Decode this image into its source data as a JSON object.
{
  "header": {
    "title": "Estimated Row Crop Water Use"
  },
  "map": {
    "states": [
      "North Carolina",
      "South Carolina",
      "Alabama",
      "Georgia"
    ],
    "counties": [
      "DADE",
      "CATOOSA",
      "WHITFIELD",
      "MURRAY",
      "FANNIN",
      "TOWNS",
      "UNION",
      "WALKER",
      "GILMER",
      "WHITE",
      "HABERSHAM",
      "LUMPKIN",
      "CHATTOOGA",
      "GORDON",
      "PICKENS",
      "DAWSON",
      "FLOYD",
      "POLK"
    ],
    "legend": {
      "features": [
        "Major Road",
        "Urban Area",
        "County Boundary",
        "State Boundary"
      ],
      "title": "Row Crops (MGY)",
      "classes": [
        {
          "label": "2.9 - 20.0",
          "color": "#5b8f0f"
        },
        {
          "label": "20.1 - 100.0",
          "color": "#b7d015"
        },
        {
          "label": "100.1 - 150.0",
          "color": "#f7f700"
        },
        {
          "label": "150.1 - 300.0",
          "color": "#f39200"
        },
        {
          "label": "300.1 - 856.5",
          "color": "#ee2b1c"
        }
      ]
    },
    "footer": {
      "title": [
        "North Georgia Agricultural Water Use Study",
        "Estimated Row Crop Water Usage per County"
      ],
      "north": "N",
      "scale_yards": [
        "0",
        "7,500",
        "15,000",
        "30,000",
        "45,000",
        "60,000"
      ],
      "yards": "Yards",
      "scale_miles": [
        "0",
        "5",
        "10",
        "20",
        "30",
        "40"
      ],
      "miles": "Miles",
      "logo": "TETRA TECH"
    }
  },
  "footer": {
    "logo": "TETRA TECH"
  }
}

TASK INSTRUCTIONS: Using the material above, copy every line in which the string "Georgia" occurs.

SOLUTION FOR THIS TASK:
      "Georgia"
        "North Georgia Agricultural Water Use Study",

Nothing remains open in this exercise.